Dataset items:
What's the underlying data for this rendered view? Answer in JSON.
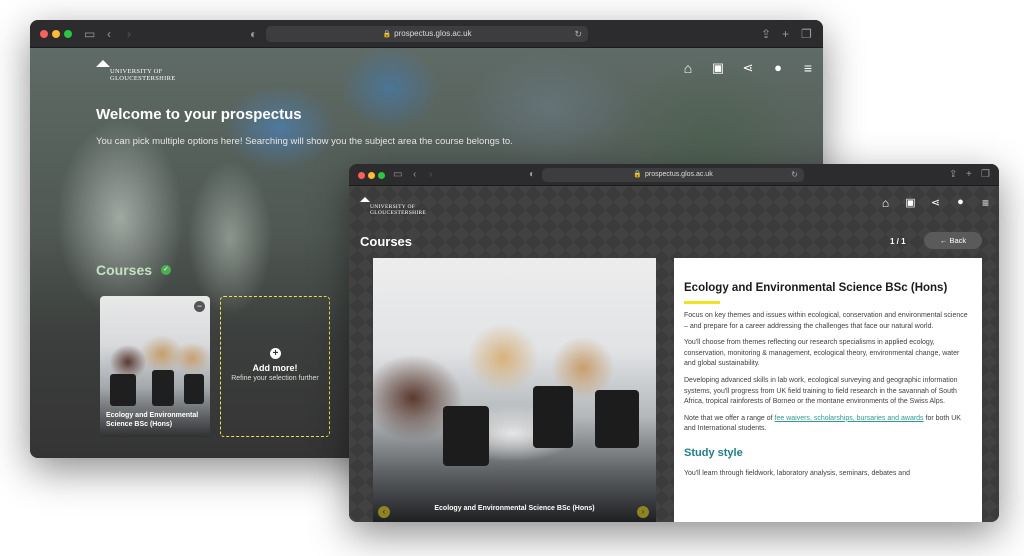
{
  "browser": {
    "url": "prospectus.glos.ac.uk"
  },
  "brand": {
    "line1": "UNIVERSITY OF",
    "line2": "GLOUCESTERSHIRE"
  },
  "nav_icons": [
    "home-icon",
    "save-icon",
    "share-icon",
    "chat-icon",
    "menu-icon"
  ],
  "welcome": {
    "title": "Welcome to your prospectus",
    "subtitle": "You can pick multiple options here! Searching will show you the subject area the course belongs to.",
    "courses_label": "Courses",
    "selected_course": "Ecology and Environmental Science BSc (Hons)",
    "add_more_title": "Add more!",
    "add_more_sub": "Refine your selection further"
  },
  "courses_page": {
    "title": "Courses",
    "pager": "1 / 1",
    "back_label": "Back",
    "photo_caption": "Ecology and Environmental Science BSc (Hons)",
    "course_title": "Ecology and Environmental Science BSc (Hons)",
    "para1": "Focus on key themes and issues within ecological, conservation and environmental science – and prepare for a career addressing the challenges that face our natural world.",
    "para2": "You'll choose from themes reflecting our research specialisms in applied ecology, conservation, monitoring & management, ecological theory, environmental change, water and global sustainability.",
    "para3": "Developing advanced skills in lab work, ecological surveying and geographic information systems, you'll progress from UK field training to field research in the savannah of South Africa, tropical rainforests of Borneo or the montane environments of the Swiss Alps.",
    "para4_pre": "Note that we offer a range of ",
    "para4_link": "fee waivers, scholarships, bursaries and awards",
    "para4_post": " for both UK and International students.",
    "study_style_heading": "Study style",
    "para5": "You'll learn through fieldwork, laboratory analysis, seminars, debates and"
  },
  "colors": {
    "accent_yellow": "#f1e21f",
    "teal": "#1e7f8a",
    "green_check": "#4caf50"
  }
}
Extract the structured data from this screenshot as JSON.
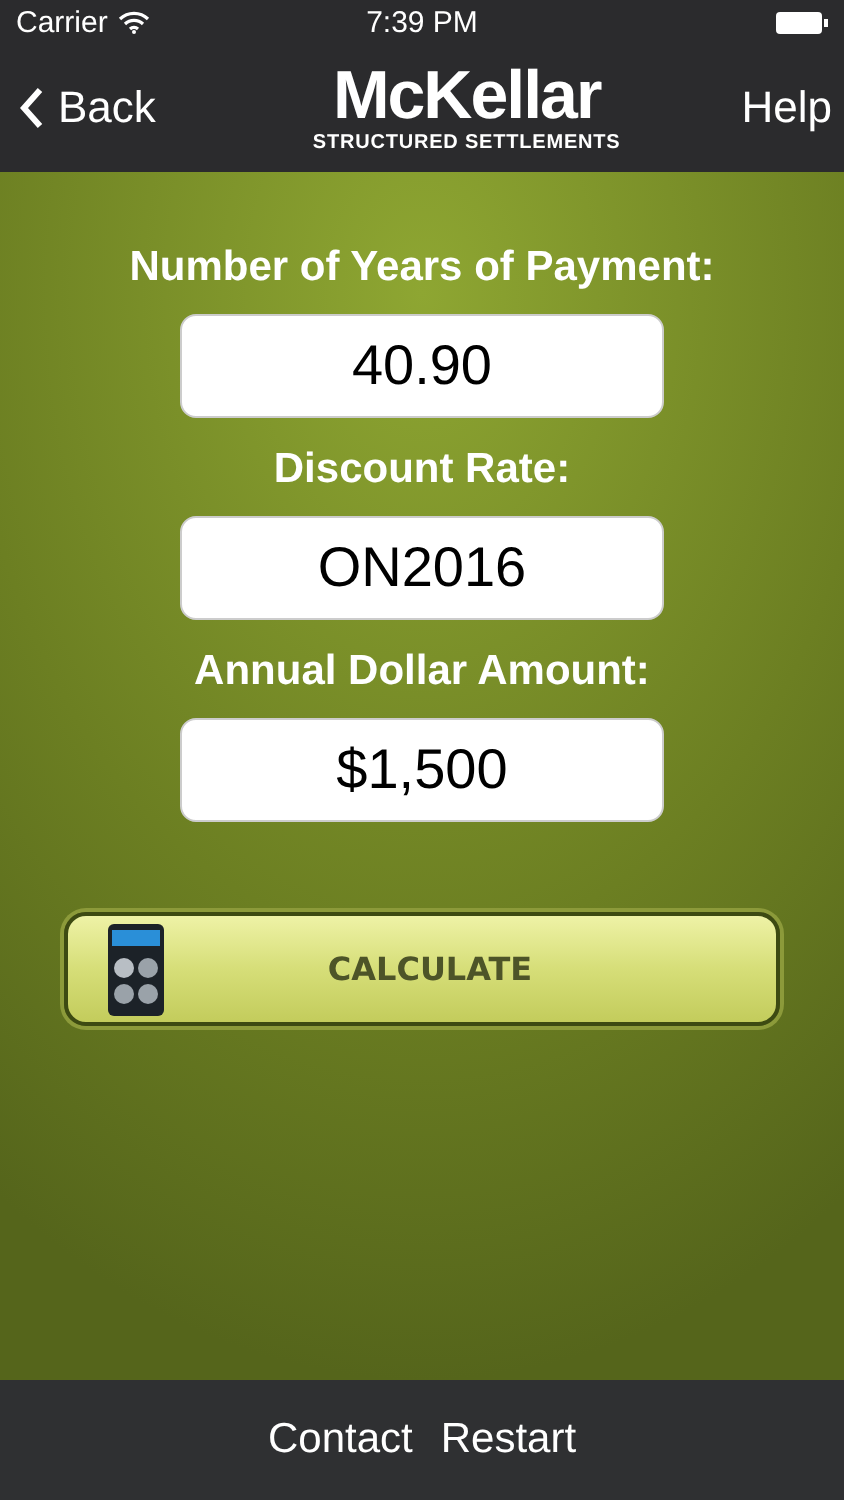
{
  "status_bar": {
    "carrier": "Carrier",
    "time": "7:39 PM"
  },
  "nav": {
    "back": "Back",
    "logo": "McKellar",
    "logo_subtitle": "STRUCTURED SETTLEMENTS",
    "help": "Help"
  },
  "fields": [
    {
      "label": "Number of Years of Payment:",
      "value": "40.90"
    },
    {
      "label": "Discount Rate:",
      "value": "ON2016"
    },
    {
      "label": "Annual Dollar Amount:",
      "value": "$1,500"
    }
  ],
  "calculate_button": "CALCULATE",
  "footer": [
    "Contact",
    "Restart"
  ]
}
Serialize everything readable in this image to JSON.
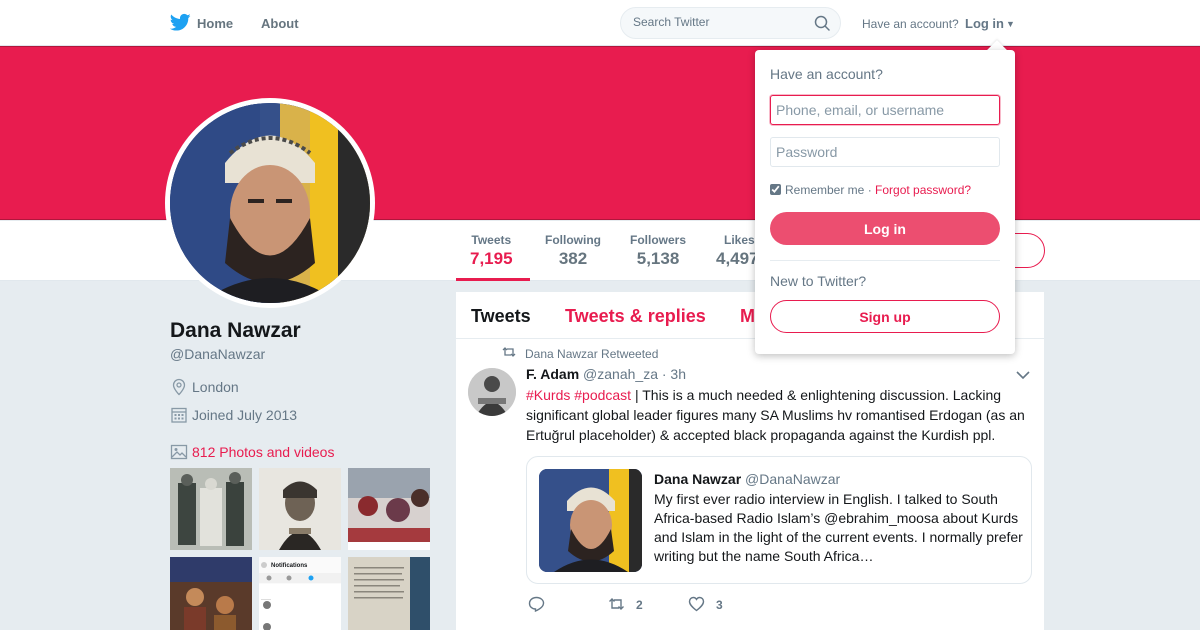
{
  "nav": {
    "home_label": "Home",
    "about_label": "About",
    "search_placeholder": "Search Twitter",
    "have_account": "Have an account?",
    "login_label": "Log in"
  },
  "colors": {
    "accent": "#e81c4f",
    "text_secondary": "#657786",
    "background": "#e6ecf0"
  },
  "stats": [
    {
      "label": "Tweets",
      "value": "7,195"
    },
    {
      "label": "Following",
      "value": "382"
    },
    {
      "label": "Followers",
      "value": "5,138"
    },
    {
      "label": "Likes",
      "value": "4,497"
    }
  ],
  "profile": {
    "name": "Dana Nawzar",
    "handle": "@DanaNawzar",
    "location": "London",
    "joined": "Joined July 2013",
    "photos_link": "812 Photos and videos"
  },
  "timeline": {
    "tabs": [
      "Tweets",
      "Tweets & replies",
      "Media"
    ],
    "tweet": {
      "retweet_context": "Dana Nawzar Retweeted",
      "author_name": "F. Adam",
      "author_handle": "@zanah_za",
      "time": "· 3h",
      "hashtag1": "#Kurds",
      "hashtag2": "#podcast",
      "text": " | This is a much needed & enlightening discussion. Lacking significant global leader figures many SA Muslims hv romantised Erdogan (as an Ertuğrul placeholder) & accepted black propaganda against the Kurdish ppl.",
      "quote": {
        "author_name": "Dana Nawzar",
        "author_handle": "@DanaNawzar",
        "text": "My first ever radio interview in English. I talked to South Africa-based Radio Islam’s @ebrahim_moosa about Kurds and Islam in the light of the current events. I normally prefer writing but the name South Africa…"
      },
      "retweet_count": "2",
      "like_count": "3"
    }
  },
  "login_dropdown": {
    "title": "Have an account?",
    "username_placeholder": "Phone, email, or username",
    "password_placeholder": "Password",
    "remember_me": "Remember me",
    "separator": " · ",
    "forgot_password": "Forgot password?",
    "login_button": "Log in",
    "new_to_twitter": "New to Twitter?",
    "signup_button": "Sign up"
  },
  "icons": {
    "logo": "twitter-bird-icon",
    "search": "search-icon",
    "location": "location-pin-icon",
    "calendar": "calendar-icon",
    "photos": "photo-icon",
    "retweet": "retweet-icon",
    "reply": "reply-icon",
    "like": "heart-icon",
    "caret": "chevron-down-icon"
  }
}
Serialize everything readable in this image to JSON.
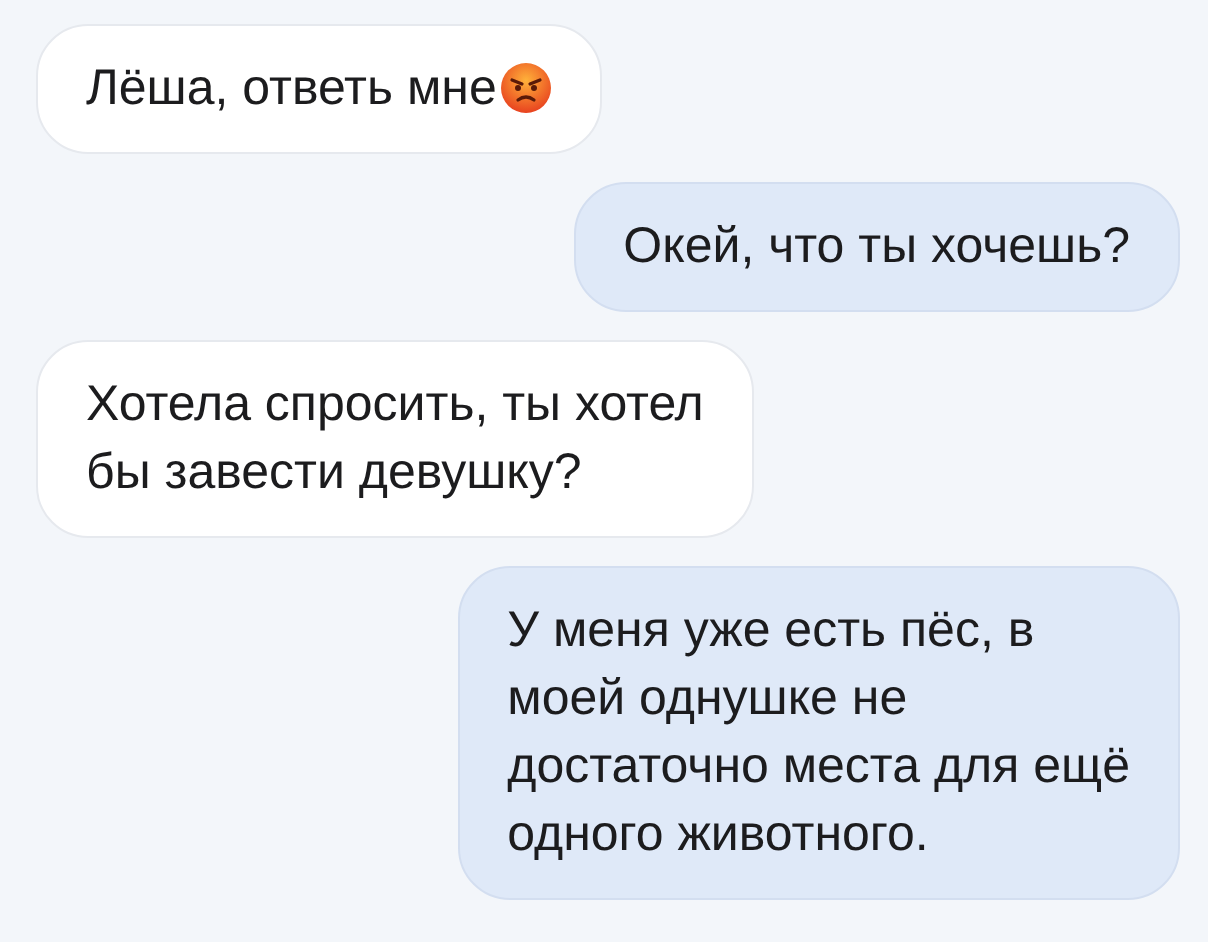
{
  "messages": [
    {
      "sent": false,
      "text": "Лёша, ответь мне",
      "trailing_icon": true
    },
    {
      "sent": true,
      "text": "Окей, что ты хочешь?",
      "trailing_icon": false
    },
    {
      "sent": false,
      "text": "Хотела спросить, ты хотел\nбы завести девушку?",
      "trailing_icon": false
    },
    {
      "sent": true,
      "text": "У меня уже есть пёс, в\nмоей однушке не\nдостаточно места для ещё\nодного животного.",
      "trailing_icon": false
    }
  ]
}
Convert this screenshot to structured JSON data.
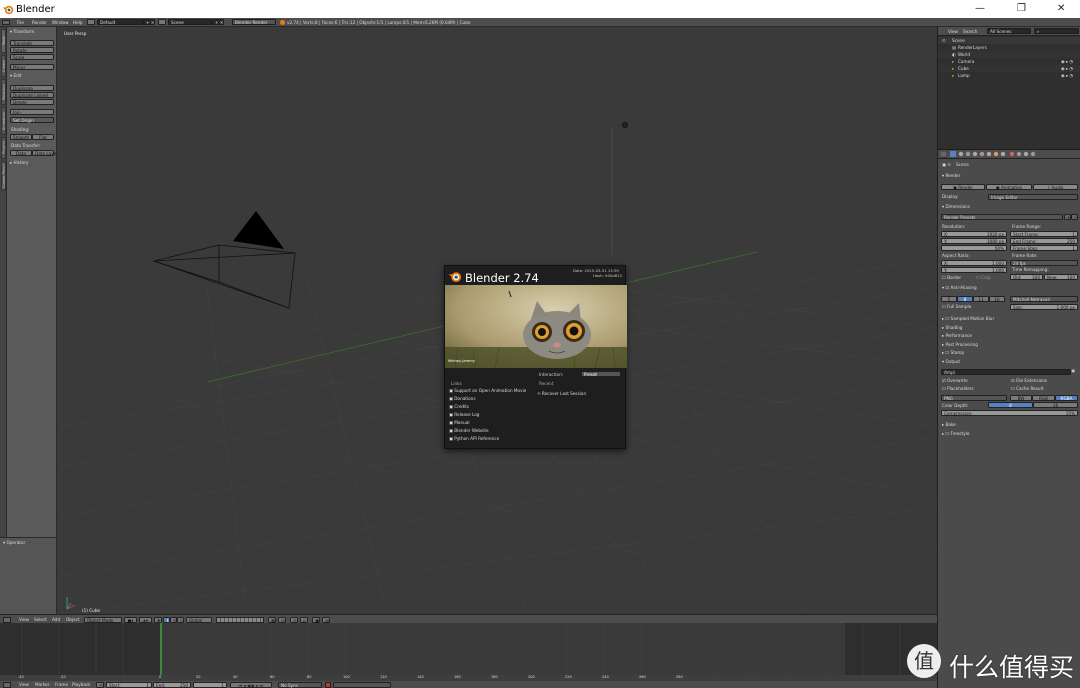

Problem to solve:
State how many lines in the records above contain the word "research", and give only that number.

The result:
2